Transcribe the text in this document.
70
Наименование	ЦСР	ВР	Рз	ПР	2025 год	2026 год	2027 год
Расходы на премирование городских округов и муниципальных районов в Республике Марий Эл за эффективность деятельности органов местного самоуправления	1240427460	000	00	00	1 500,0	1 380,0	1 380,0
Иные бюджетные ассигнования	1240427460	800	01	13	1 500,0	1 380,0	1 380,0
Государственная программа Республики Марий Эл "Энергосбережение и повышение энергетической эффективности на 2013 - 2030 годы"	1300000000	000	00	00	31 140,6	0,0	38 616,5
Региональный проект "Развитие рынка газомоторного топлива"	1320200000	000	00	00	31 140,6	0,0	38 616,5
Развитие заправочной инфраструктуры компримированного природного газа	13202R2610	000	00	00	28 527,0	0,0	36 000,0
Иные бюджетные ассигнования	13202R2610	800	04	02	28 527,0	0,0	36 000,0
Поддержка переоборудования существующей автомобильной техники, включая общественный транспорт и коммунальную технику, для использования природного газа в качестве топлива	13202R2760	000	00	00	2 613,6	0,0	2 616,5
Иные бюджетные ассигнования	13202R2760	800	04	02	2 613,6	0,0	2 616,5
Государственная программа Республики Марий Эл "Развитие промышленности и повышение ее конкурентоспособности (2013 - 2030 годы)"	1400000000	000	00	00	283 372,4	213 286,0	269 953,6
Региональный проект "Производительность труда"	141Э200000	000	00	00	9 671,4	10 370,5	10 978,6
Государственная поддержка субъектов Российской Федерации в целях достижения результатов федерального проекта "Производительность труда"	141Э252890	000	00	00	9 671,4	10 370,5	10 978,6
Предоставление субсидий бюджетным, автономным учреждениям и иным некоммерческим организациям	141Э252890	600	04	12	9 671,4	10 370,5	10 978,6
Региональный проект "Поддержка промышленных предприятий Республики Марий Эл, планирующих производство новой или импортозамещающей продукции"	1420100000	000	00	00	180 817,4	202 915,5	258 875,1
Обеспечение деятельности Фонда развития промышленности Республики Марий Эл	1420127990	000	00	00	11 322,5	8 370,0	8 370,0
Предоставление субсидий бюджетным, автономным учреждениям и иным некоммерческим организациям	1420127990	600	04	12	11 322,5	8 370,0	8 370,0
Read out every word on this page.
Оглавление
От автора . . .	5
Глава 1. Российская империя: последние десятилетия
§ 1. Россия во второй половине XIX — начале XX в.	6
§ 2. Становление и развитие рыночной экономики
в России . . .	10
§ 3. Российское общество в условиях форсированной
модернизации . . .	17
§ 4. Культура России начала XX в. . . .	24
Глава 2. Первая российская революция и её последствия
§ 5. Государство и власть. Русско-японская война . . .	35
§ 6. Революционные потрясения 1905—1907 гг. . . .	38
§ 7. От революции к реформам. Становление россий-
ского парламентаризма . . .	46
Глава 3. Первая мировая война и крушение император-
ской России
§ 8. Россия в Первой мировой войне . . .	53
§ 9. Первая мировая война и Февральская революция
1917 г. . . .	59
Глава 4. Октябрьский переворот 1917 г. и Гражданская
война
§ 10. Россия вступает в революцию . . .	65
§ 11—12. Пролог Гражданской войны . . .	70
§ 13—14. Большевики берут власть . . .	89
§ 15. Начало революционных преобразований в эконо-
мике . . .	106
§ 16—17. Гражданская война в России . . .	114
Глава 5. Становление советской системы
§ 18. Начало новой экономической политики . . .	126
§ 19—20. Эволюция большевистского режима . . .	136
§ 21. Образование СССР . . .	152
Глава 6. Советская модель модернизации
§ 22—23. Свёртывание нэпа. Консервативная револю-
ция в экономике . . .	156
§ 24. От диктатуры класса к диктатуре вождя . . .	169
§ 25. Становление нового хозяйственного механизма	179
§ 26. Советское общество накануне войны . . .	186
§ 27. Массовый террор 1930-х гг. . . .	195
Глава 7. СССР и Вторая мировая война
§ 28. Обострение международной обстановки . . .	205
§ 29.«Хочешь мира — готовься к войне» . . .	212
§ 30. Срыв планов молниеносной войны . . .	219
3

□ □ □ □

### Do this
List the lines of the entries that include "автономным".

### Answer below
Предоставление субсидий бюджетным, автономным учреждениям и иным некоммерческим организациям	141Э252890	600	04	12	9 671,4	10 370,5	10 978,6
Предоставление субсидий бюджетным, автономным учреждениям и иным некоммерческим организациям	1420127990	600	04	12	11 322,5	8 370,0	8 370,0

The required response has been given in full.